**THE TASK**
Drop the pictures, then extract the listing word for word.
++++ TASK INPUTS
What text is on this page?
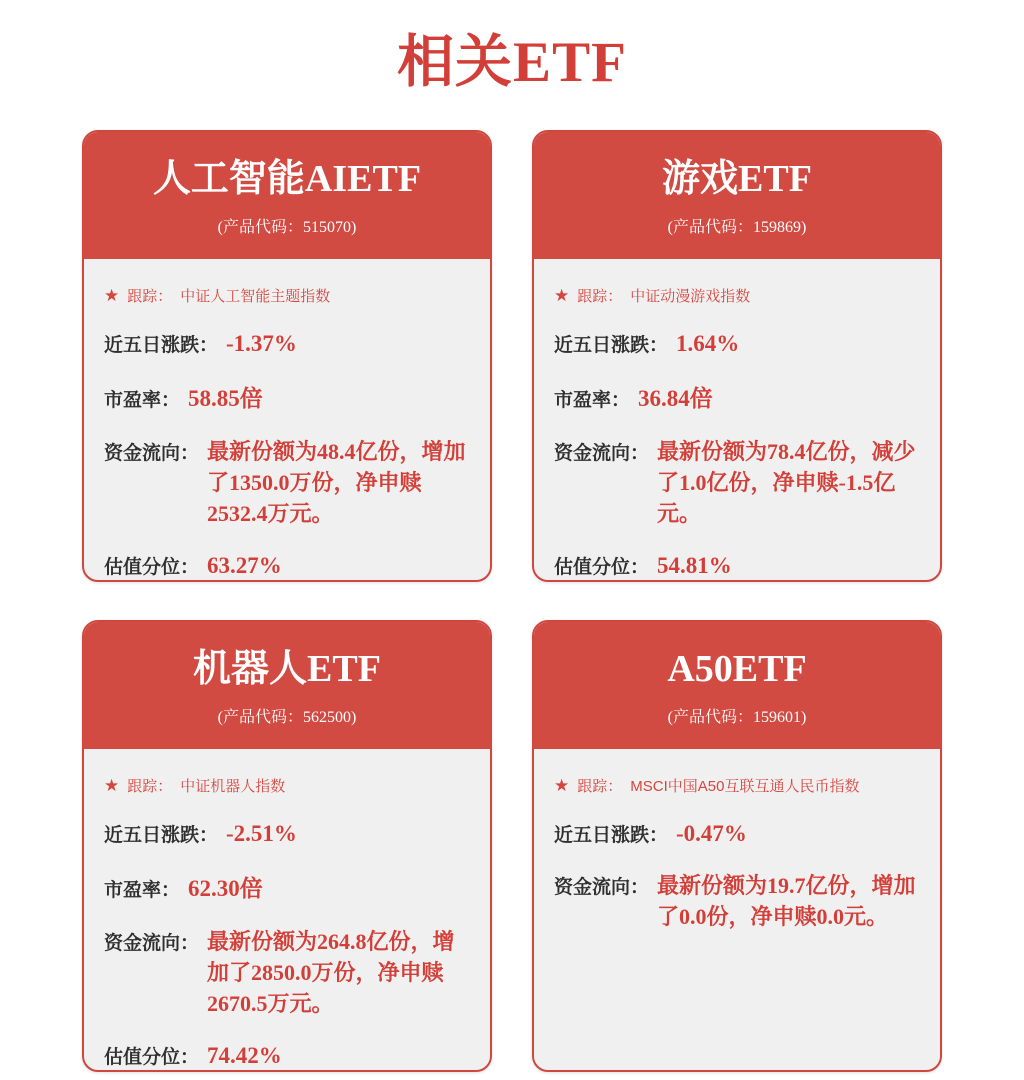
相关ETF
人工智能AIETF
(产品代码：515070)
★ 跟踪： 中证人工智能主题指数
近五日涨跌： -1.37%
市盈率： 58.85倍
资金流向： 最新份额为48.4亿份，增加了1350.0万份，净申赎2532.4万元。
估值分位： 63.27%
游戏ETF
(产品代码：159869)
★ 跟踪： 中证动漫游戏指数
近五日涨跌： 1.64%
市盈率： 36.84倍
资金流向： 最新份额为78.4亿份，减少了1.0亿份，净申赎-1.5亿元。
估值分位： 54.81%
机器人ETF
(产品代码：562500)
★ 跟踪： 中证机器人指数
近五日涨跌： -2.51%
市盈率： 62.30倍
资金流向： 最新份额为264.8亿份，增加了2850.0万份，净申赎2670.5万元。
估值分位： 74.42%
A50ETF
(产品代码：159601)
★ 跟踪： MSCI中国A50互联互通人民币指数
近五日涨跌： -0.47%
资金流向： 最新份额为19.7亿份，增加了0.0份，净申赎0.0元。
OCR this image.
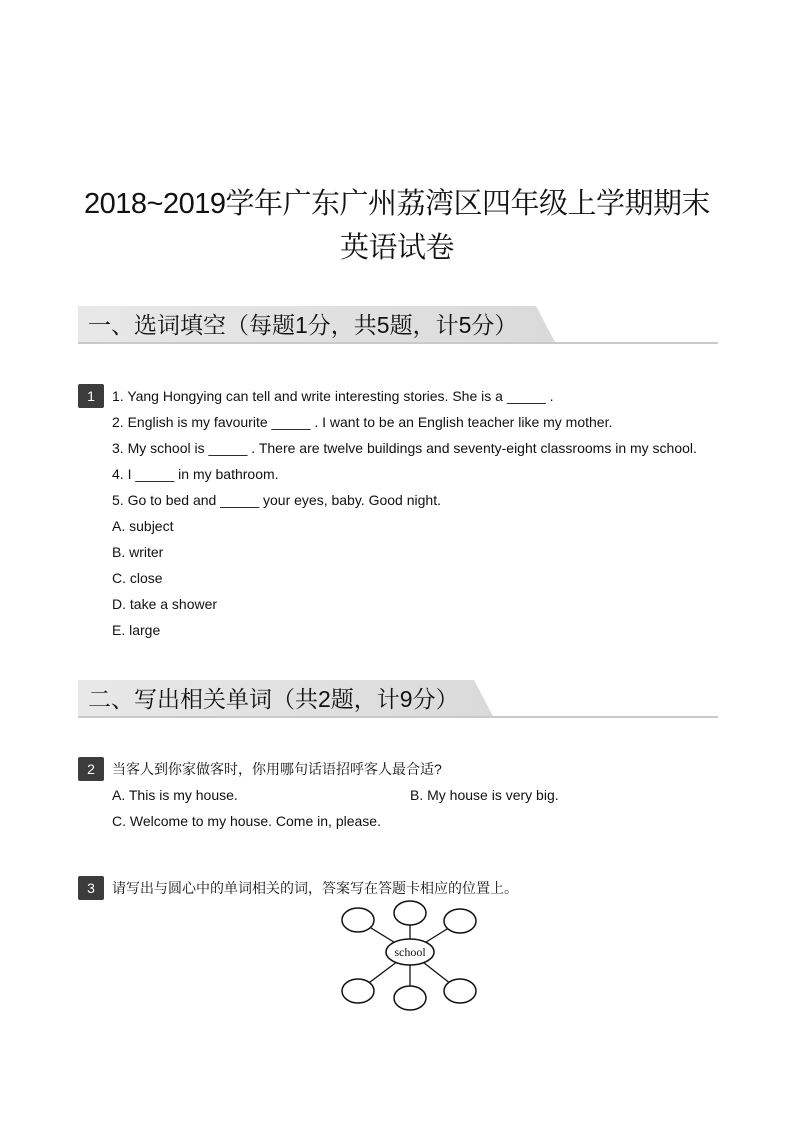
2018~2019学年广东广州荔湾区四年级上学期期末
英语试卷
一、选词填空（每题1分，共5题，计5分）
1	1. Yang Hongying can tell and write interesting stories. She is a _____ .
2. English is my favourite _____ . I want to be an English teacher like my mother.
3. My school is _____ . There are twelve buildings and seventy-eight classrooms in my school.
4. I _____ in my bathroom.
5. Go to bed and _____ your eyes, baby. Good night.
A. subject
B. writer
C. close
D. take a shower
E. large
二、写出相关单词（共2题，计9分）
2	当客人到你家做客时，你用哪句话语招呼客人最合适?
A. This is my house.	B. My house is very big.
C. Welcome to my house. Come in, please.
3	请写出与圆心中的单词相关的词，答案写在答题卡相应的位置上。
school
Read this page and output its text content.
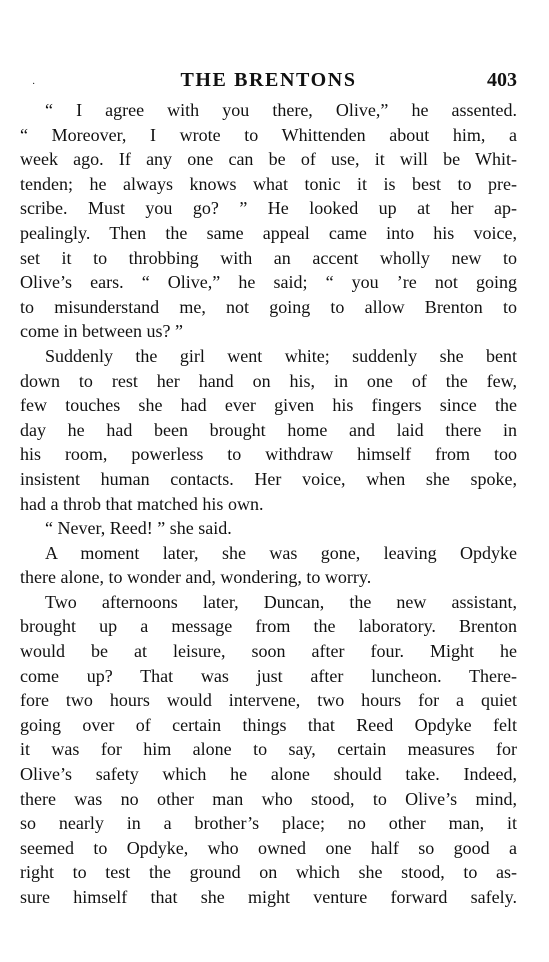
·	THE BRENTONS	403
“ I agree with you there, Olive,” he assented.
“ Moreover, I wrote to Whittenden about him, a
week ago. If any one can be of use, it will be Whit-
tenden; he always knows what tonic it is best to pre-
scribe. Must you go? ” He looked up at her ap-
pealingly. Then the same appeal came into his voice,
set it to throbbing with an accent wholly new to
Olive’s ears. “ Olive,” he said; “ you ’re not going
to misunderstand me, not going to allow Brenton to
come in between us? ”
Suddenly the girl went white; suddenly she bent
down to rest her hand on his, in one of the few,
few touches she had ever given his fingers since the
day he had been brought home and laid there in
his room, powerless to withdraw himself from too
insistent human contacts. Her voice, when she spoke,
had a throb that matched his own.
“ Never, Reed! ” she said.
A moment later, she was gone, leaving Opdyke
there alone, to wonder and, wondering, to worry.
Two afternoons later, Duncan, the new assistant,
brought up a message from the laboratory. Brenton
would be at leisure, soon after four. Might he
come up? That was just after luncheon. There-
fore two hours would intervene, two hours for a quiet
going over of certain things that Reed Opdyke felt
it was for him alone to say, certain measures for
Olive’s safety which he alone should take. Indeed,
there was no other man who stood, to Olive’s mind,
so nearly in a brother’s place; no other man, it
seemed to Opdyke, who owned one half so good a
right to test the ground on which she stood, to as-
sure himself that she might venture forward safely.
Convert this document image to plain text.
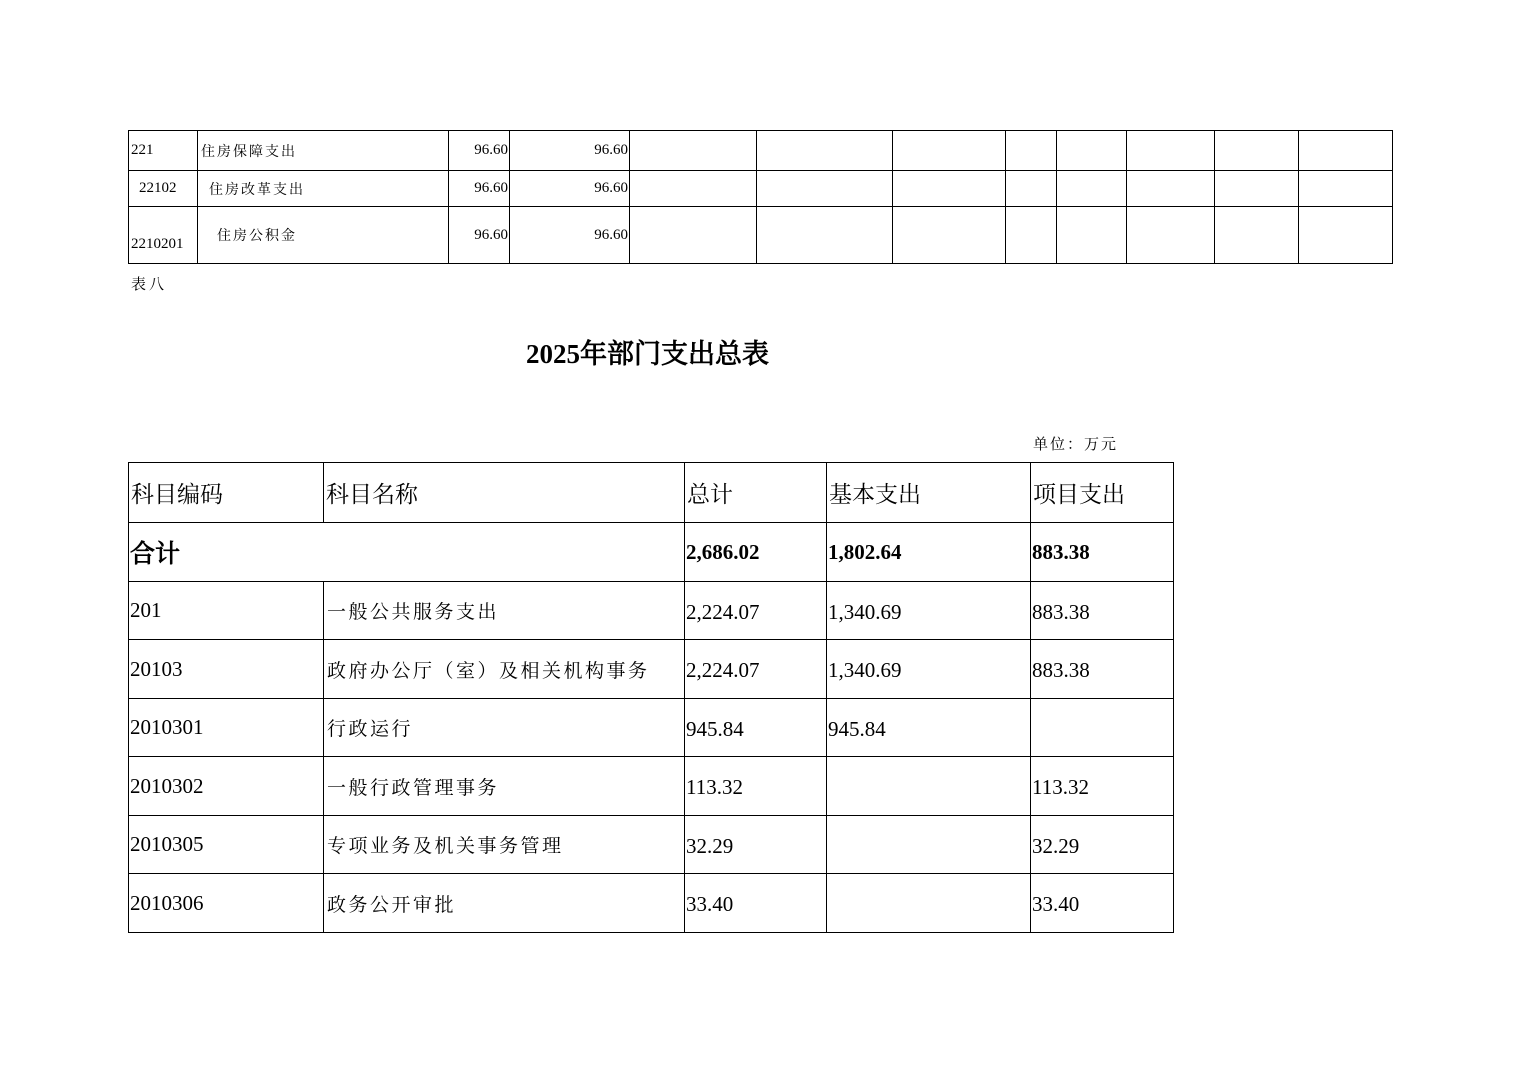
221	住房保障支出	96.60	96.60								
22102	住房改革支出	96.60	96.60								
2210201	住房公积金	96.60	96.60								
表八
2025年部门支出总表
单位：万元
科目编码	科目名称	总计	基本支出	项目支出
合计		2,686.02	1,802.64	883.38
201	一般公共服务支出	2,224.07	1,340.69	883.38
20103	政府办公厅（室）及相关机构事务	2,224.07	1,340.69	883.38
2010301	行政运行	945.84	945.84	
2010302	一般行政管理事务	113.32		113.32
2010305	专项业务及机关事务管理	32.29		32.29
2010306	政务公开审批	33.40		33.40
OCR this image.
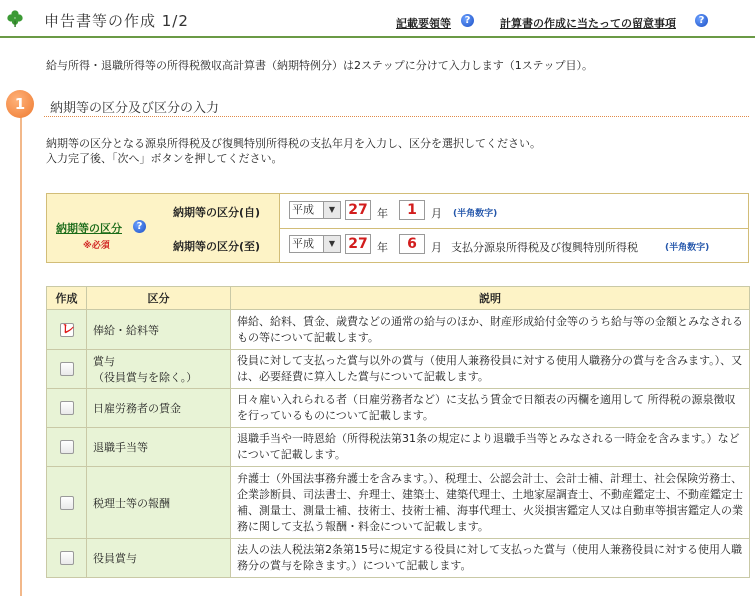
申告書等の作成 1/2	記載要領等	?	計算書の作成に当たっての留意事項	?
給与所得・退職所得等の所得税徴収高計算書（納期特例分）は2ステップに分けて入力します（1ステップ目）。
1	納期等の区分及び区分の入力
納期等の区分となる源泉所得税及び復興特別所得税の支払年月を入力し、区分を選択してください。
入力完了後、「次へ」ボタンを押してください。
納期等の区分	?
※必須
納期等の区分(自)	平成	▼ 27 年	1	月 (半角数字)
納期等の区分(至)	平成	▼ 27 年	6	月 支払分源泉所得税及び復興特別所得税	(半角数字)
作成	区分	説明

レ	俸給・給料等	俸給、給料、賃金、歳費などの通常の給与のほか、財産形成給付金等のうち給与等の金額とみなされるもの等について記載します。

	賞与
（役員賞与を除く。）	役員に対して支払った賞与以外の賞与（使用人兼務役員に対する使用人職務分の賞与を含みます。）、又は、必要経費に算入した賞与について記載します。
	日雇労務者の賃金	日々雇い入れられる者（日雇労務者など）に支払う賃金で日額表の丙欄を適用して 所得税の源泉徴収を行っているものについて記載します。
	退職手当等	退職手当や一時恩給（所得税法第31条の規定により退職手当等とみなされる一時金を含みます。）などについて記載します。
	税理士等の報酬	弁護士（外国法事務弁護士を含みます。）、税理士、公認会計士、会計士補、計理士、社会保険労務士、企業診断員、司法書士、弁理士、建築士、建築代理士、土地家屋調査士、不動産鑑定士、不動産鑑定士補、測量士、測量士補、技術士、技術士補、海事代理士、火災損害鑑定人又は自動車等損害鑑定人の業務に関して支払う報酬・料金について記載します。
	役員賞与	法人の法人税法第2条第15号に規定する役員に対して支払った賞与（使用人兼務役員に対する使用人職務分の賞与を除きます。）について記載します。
++++++++
**FINAL ANSWER**
What text is on this page?
相关ETF
人工智能AIETF
(产品代码：515070)
★ 跟踪： 中证人工智能主题指数
近五日涨跌： -1.37%
市盈率： 58.85倍
资金流向： 最新份额为48.4亿份，增加了1350.0万份，净申赎2532.4万元。
估值分位： 63.27%
游戏ETF
(产品代码：159869)
★ 跟踪： 中证动漫游戏指数
近五日涨跌： 1.64%
市盈率： 36.84倍
资金流向： 最新份额为78.4亿份，减少了1.0亿份，净申赎-1.5亿元。
估值分位： 54.81%
机器人ETF
(产品代码：562500)
★ 跟踪： 中证机器人指数
近五日涨跌： -2.51%
市盈率： 62.30倍
资金流向： 最新份额为264.8亿份，增加了2850.0万份，净申赎2670.5万元。
估值分位： 74.42%
A50ETF
(产品代码：159601)
★ 跟踪： MSCI中国A50互联互通人民币指数
近五日涨跌： -0.47%
资金流向： 最新份额为19.7亿份，增加了0.0份，净申赎0.0元。
OCR this image.
2018~2019学年广东广州荔湾区四年级上学期期末
英语试卷
一、选词填空（每题1分，共5题，计5分）
1	1. Yang Hongying can tell and write interesting stories. She is a _____ .
2. English is my favourite _____ . I want to be an English teacher like my mother.
3. My school is _____ . There are twelve buildings and seventy-eight classrooms in my school.
4. I _____ in my bathroom.
5. Go to bed and _____ your eyes, baby. Good night.
A. subject
B. writer
C. close
D. take a shower
E. large
二、写出相关单词（共2题，计9分）
2	当客人到你家做客时，你用哪句话语招呼客人最合适?
A. This is my house.	B. My house is very big.
C. Welcome to my house. Come in, please.
3	请写出与圆心中的单词相关的词，答案写在答题卡相应的位置上。
school
Read this page and output its text content.
·	THE BRENTONS	403
“ I agree with you there, Olive,” he assented.
“ Moreover, I wrote to Whittenden about him, a
week ago. If any one can be of use, it will be Whit-
tenden; he always knows what tonic it is best to pre-
scribe. Must you go? ” He looked up at her ap-
pealingly. Then the same appeal came into his voice,
set it to throbbing with an accent wholly new to
Olive’s ears. “ Olive,” he said; “ you ’re not going
to misunderstand me, not going to allow Brenton to
come in between us? ”
Suddenly the girl went white; suddenly she bent
down to rest her hand on his, in one of the few,
few touches she had ever given his fingers since the
day he had been brought home and laid there in
his room, powerless to withdraw himself from too
insistent human contacts. Her voice, when she spoke,
had a throb that matched his own.
“ Never, Reed! ” she said.
A moment later, she was gone, leaving Opdyke
there alone, to wonder and, wondering, to worry.
Two afternoons later, Duncan, the new assistant,
brought up a message from the laboratory. Brenton
would be at leisure, soon after four. Might he
come up? That was just after luncheon. There-
fore two hours would intervene, two hours for a quiet
going over of certain things that Reed Opdyke felt
it was for him alone to say, certain measures for
Olive’s safety which he alone should take. Indeed,
there was no other man who stood, to Olive’s mind,
so nearly in a brother’s place; no other man, it
seemed to Opdyke, who owned one half so good a
right to test the ground on which she stood, to as-
sure himself that she might venture forward safely.
Convert this document image to plain text.
221	住房保障支出	96.60	96.60								
22102	住房改革支出	96.60	96.60								
2210201	住房公积金	96.60	96.60								
表八
2025年部门支出总表
单位：万元
科目编码	科目名称	总计	基本支出	项目支出
合计		2,686.02	1,802.64	883.38
201	一般公共服务支出	2,224.07	1,340.69	883.38
20103	政府办公厅（室）及相关机构事务	2,224.07	1,340.69	883.38
2010301	行政运行	945.84	945.84	
2010302	一般行政管理事务	113.32		113.32
2010305	专项业务及机关事务管理	32.29		32.29
2010306	政务公开审批	33.40		33.40
OCR this image.
申告書等の作成 1/2	記載要領等	?	計算書の作成に当たっての留意事項	?
給与所得・退職所得等の所得税徴収高計算書（納期特例分）は2ステップに分けて入力します（1ステップ目）。
1	納期等の区分及び区分の入力
納期等の区分となる源泉所得税及び復興特別所得税の支払年月を入力し、区分を選択してください。
入力完了後、「次へ」ボタンを押してください。
納期等の区分	?
※必須
納期等の区分(自)	平成	▼ 27 年	1	月 (半角数字)
納期等の区分(至)	平成	▼ 27 年	6	月 支払分源泉所得税及び復興特別所得税	(半角数字)
作成	区分	説明

レ	俸給・給料等	俸給、給料、賃金、歳費などの通常の給与のほか、財産形成給付金等のうち給与等の金額とみなされるもの等について記載します。

	賞与
（役員賞与を除く。）	役員に対して支払った賞与以外の賞与（使用人兼務役員に対する使用人職務分の賞与を含みます。）、又は、必要経費に算入した賞与について記載します。
	日雇労務者の賃金	日々雇い入れられる者（日雇労務者など）に支払う賃金で日額表の丙欄を適用して 所得税の源泉徴収を行っているものについて記載します。
	退職手当等	退職手当や一時恩給（所得税法第31条の規定により退職手当等とみなされる一時金を含みます。）などについて記載します。
	税理士等の報酬	弁護士（外国法事務弁護士を含みます。）、税理士、公認会計士、会計士補、計理士、社会保険労務士、企業診断員、司法書士、弁理士、建築士、建築代理士、土地家屋調査士、不動産鑑定士、不動産鑑定士補、測量士、測量士補、技術士、技術士補、海事代理士、火災損害鑑定人又は自動車等損害鑑定人の業務に関して支払う報酬・料金について記載します。
	役員賞与	法人の法人税法第2条第15号に規定する役員に対して支払った賞与（使用人兼務役員に対する使用人職務分の賞与を除きます。）について記載します。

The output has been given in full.